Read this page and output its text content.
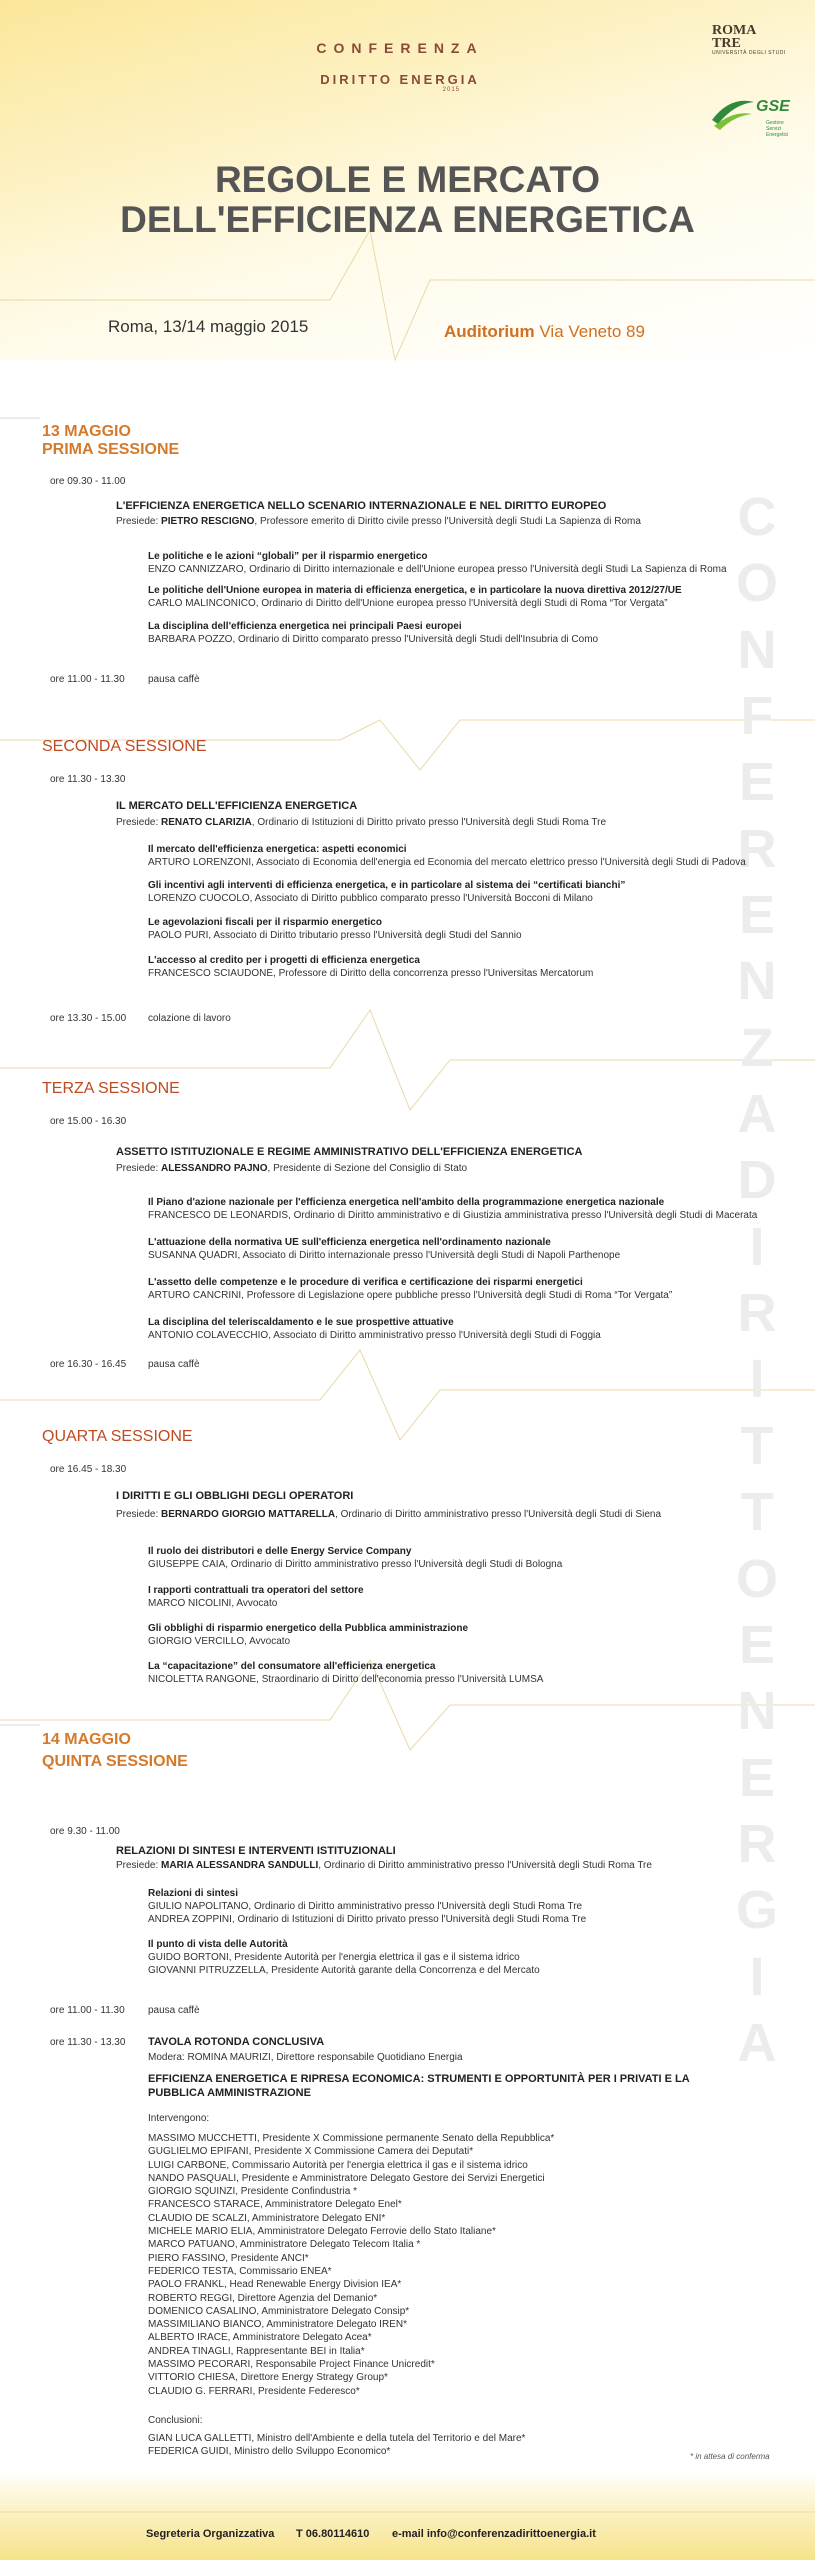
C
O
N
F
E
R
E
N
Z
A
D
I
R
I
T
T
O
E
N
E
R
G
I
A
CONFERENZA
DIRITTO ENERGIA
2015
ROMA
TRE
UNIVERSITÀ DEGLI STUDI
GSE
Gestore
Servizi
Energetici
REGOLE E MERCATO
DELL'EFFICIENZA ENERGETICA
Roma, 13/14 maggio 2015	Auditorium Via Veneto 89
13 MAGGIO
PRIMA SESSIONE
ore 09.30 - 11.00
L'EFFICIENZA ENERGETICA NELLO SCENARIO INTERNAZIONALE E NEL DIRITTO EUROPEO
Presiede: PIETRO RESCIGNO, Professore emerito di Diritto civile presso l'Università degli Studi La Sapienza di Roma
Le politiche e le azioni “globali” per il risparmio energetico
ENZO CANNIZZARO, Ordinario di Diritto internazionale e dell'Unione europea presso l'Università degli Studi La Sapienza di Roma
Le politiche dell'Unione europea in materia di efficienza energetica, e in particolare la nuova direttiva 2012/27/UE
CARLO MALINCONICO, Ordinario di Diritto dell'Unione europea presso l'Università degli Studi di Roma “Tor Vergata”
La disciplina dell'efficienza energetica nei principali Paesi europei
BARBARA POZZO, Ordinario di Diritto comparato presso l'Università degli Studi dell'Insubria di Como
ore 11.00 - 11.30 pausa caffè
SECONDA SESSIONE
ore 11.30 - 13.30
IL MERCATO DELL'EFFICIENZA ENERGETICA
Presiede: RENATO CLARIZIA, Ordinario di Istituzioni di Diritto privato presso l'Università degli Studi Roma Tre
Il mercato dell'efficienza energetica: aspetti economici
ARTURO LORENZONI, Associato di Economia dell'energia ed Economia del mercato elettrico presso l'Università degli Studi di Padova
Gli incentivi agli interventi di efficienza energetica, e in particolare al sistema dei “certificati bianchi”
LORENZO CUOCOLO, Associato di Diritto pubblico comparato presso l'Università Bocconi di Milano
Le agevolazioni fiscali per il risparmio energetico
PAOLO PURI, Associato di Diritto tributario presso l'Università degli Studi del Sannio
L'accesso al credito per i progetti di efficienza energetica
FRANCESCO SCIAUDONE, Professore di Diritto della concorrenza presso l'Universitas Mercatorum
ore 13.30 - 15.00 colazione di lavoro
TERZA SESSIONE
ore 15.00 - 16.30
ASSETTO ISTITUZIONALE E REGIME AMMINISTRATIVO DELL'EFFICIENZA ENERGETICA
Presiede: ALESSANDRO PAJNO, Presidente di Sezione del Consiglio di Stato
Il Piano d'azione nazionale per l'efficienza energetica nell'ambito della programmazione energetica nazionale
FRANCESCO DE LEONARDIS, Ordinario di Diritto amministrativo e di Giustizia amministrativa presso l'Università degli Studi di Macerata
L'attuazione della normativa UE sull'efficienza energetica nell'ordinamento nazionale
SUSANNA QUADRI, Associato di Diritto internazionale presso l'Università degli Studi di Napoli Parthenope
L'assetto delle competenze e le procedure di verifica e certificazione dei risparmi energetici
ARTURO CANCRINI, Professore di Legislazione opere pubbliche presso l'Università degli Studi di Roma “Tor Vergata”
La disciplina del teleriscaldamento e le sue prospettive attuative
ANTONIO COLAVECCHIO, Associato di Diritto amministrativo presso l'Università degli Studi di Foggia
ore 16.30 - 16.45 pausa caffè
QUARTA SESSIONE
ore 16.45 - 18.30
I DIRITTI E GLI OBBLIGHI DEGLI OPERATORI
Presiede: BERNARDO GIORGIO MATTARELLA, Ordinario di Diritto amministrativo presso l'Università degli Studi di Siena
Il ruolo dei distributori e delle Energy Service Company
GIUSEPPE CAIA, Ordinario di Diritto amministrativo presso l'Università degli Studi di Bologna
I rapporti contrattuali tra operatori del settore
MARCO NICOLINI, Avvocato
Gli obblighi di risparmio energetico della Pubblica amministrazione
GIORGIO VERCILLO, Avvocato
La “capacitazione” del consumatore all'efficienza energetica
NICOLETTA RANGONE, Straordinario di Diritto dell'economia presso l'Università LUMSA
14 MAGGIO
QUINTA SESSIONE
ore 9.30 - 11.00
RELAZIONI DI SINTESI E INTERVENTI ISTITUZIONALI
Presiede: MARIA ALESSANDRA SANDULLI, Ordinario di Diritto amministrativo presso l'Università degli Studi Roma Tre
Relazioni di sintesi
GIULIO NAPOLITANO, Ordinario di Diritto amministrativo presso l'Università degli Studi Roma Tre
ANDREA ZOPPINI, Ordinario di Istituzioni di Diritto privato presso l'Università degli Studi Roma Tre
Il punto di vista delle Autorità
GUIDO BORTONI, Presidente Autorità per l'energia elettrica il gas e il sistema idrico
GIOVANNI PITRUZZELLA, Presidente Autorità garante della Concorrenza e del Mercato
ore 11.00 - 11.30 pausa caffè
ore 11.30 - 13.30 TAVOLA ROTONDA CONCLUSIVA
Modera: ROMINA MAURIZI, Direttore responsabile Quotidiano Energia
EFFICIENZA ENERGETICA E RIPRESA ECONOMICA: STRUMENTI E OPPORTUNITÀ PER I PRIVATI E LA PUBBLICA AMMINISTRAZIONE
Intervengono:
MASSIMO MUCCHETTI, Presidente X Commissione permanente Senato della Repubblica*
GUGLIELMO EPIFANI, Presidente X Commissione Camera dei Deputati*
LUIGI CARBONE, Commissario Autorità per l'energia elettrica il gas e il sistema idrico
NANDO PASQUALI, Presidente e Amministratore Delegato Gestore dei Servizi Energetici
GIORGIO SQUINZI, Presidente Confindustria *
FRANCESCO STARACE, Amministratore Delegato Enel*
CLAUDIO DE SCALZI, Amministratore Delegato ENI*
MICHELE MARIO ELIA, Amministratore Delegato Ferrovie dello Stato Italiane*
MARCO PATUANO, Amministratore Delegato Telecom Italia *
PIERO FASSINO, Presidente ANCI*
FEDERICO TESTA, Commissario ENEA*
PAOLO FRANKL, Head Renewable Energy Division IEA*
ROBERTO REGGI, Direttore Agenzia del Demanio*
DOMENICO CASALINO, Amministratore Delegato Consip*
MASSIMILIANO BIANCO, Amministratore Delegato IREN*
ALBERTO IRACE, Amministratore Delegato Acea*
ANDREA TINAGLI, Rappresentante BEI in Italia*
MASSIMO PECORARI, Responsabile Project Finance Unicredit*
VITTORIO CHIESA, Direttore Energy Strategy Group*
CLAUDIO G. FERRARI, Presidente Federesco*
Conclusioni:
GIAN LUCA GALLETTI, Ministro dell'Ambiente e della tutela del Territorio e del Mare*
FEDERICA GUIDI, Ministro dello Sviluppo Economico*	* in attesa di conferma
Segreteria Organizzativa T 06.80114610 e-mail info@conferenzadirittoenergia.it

- _TASK GOAL_
Without including any pictures, print each record exactly.

- _OUTPUT FOR THIS EXERCISE_
Read this page and output its text content.
C
O
N
F
E
R
E
N
Z
A
D
I
R
I
T
T
O
E
N
E
R
G
I
A
CONFERENZA
DIRITTO ENERGIA
2015
ROMA
TRE
UNIVERSITÀ DEGLI STUDI
GSE
Gestore
Servizi
Energetici
REGOLE E MERCATO
DELL'EFFICIENZA ENERGETICA
Roma, 13/14 maggio 2015	Auditorium Via Veneto 89
13 MAGGIO
PRIMA SESSIONE
ore 09.30 - 11.00
L'EFFICIENZA ENERGETICA NELLO SCENARIO INTERNAZIONALE E NEL DIRITTO EUROPEO
Presiede: PIETRO RESCIGNO, Professore emerito di Diritto civile presso l'Università degli Studi La Sapienza di Roma
Le politiche e le azioni “globali” per il risparmio energetico
ENZO CANNIZZARO, Ordinario di Diritto internazionale e dell'Unione europea presso l'Università degli Studi La Sapienza di Roma
Le politiche dell'Unione europea in materia di efficienza energetica, e in particolare la nuova direttiva 2012/27/UE
CARLO MALINCONICO, Ordinario di Diritto dell'Unione europea presso l'Università degli Studi di Roma “Tor Vergata”
La disciplina dell'efficienza energetica nei principali Paesi europei
BARBARA POZZO, Ordinario di Diritto comparato presso l'Università degli Studi dell'Insubria di Como
ore 11.00 - 11.30 pausa caffè
SECONDA SESSIONE
ore 11.30 - 13.30
IL MERCATO DELL'EFFICIENZA ENERGETICA
Presiede: RENATO CLARIZIA, Ordinario di Istituzioni di Diritto privato presso l'Università degli Studi Roma Tre
Il mercato dell'efficienza energetica: aspetti economici
ARTURO LORENZONI, Associato di Economia dell'energia ed Economia del mercato elettrico presso l'Università degli Studi di Padova
Gli incentivi agli interventi di efficienza energetica, e in particolare al sistema dei “certificati bianchi”
LORENZO CUOCOLO, Associato di Diritto pubblico comparato presso l'Università Bocconi di Milano
Le agevolazioni fiscali per il risparmio energetico
PAOLO PURI, Associato di Diritto tributario presso l'Università degli Studi del Sannio
L'accesso al credito per i progetti di efficienza energetica
FRANCESCO SCIAUDONE, Professore di Diritto della concorrenza presso l'Universitas Mercatorum
ore 13.30 - 15.00 colazione di lavoro
TERZA SESSIONE
ore 15.00 - 16.30
ASSETTO ISTITUZIONALE E REGIME AMMINISTRATIVO DELL'EFFICIENZA ENERGETICA
Presiede: ALESSANDRO PAJNO, Presidente di Sezione del Consiglio di Stato
Il Piano d'azione nazionale per l'efficienza energetica nell'ambito della programmazione energetica nazionale
FRANCESCO DE LEONARDIS, Ordinario di Diritto amministrativo e di Giustizia amministrativa presso l'Università degli Studi di Macerata
L'attuazione della normativa UE sull'efficienza energetica nell'ordinamento nazionale
SUSANNA QUADRI, Associato di Diritto internazionale presso l'Università degli Studi di Napoli Parthenope
L'assetto delle competenze e le procedure di verifica e certificazione dei risparmi energetici
ARTURO CANCRINI, Professore di Legislazione opere pubbliche presso l'Università degli Studi di Roma “Tor Vergata”
La disciplina del teleriscaldamento e le sue prospettive attuative
ANTONIO COLAVECCHIO, Associato di Diritto amministrativo presso l'Università degli Studi di Foggia
ore 16.30 - 16.45 pausa caffè
QUARTA SESSIONE
ore 16.45 - 18.30
I DIRITTI E GLI OBBLIGHI DEGLI OPERATORI
Presiede: BERNARDO GIORGIO MATTARELLA, Ordinario di Diritto amministrativo presso l'Università degli Studi di Siena
Il ruolo dei distributori e delle Energy Service Company
GIUSEPPE CAIA, Ordinario di Diritto amministrativo presso l'Università degli Studi di Bologna
I rapporti contrattuali tra operatori del settore
MARCO NICOLINI, Avvocato
Gli obblighi di risparmio energetico della Pubblica amministrazione
GIORGIO VERCILLO, Avvocato
La “capacitazione” del consumatore all'efficienza energetica
NICOLETTA RANGONE, Straordinario di Diritto dell'economia presso l'Università LUMSA
14 MAGGIO
QUINTA SESSIONE
ore 9.30 - 11.00
RELAZIONI DI SINTESI E INTERVENTI ISTITUZIONALI
Presiede: MARIA ALESSANDRA SANDULLI, Ordinario di Diritto amministrativo presso l'Università degli Studi Roma Tre
Relazioni di sintesi
GIULIO NAPOLITANO, Ordinario di Diritto amministrativo presso l'Università degli Studi Roma Tre
ANDREA ZOPPINI, Ordinario di Istituzioni di Diritto privato presso l'Università degli Studi Roma Tre
Il punto di vista delle Autorità
GUIDO BORTONI, Presidente Autorità per l'energia elettrica il gas e il sistema idrico
GIOVANNI PITRUZZELLA, Presidente Autorità garante della Concorrenza e del Mercato
ore 11.00 - 11.30 pausa caffè
ore 11.30 - 13.30 TAVOLA ROTONDA CONCLUSIVA
Modera: ROMINA MAURIZI, Direttore responsabile Quotidiano Energia
EFFICIENZA ENERGETICA E RIPRESA ECONOMICA: STRUMENTI E OPPORTUNITÀ PER I PRIVATI E LA PUBBLICA AMMINISTRAZIONE
Intervengono:
MASSIMO MUCCHETTI, Presidente X Commissione permanente Senato della Repubblica*
GUGLIELMO EPIFANI, Presidente X Commissione Camera dei Deputati*
LUIGI CARBONE, Commissario Autorità per l'energia elettrica il gas e il sistema idrico
NANDO PASQUALI, Presidente e Amministratore Delegato Gestore dei Servizi Energetici
GIORGIO SQUINZI, Presidente Confindustria *
FRANCESCO STARACE, Amministratore Delegato Enel*
CLAUDIO DE SCALZI, Amministratore Delegato ENI*
MICHELE MARIO ELIA, Amministratore Delegato Ferrovie dello Stato Italiane*
MARCO PATUANO, Amministratore Delegato Telecom Italia *
PIERO FASSINO, Presidente ANCI*
FEDERICO TESTA, Commissario ENEA*
PAOLO FRANKL, Head Renewable Energy Division IEA*
ROBERTO REGGI, Direttore Agenzia del Demanio*
DOMENICO CASALINO, Amministratore Delegato Consip*
MASSIMILIANO BIANCO, Amministratore Delegato IREN*
ALBERTO IRACE, Amministratore Delegato Acea*
ANDREA TINAGLI, Rappresentante BEI in Italia*
MASSIMO PECORARI, Responsabile Project Finance Unicredit*
VITTORIO CHIESA, Direttore Energy Strategy Group*
CLAUDIO G. FERRARI, Presidente Federesco*
Conclusioni:
GIAN LUCA GALLETTI, Ministro dell'Ambiente e della tutela del Territorio e del Mare*
FEDERICA GUIDI, Ministro dello Sviluppo Economico*	* in attesa di conferma
Segreteria Organizzativa T 06.80114610 e-mail info@conferenzadirittoenergia.it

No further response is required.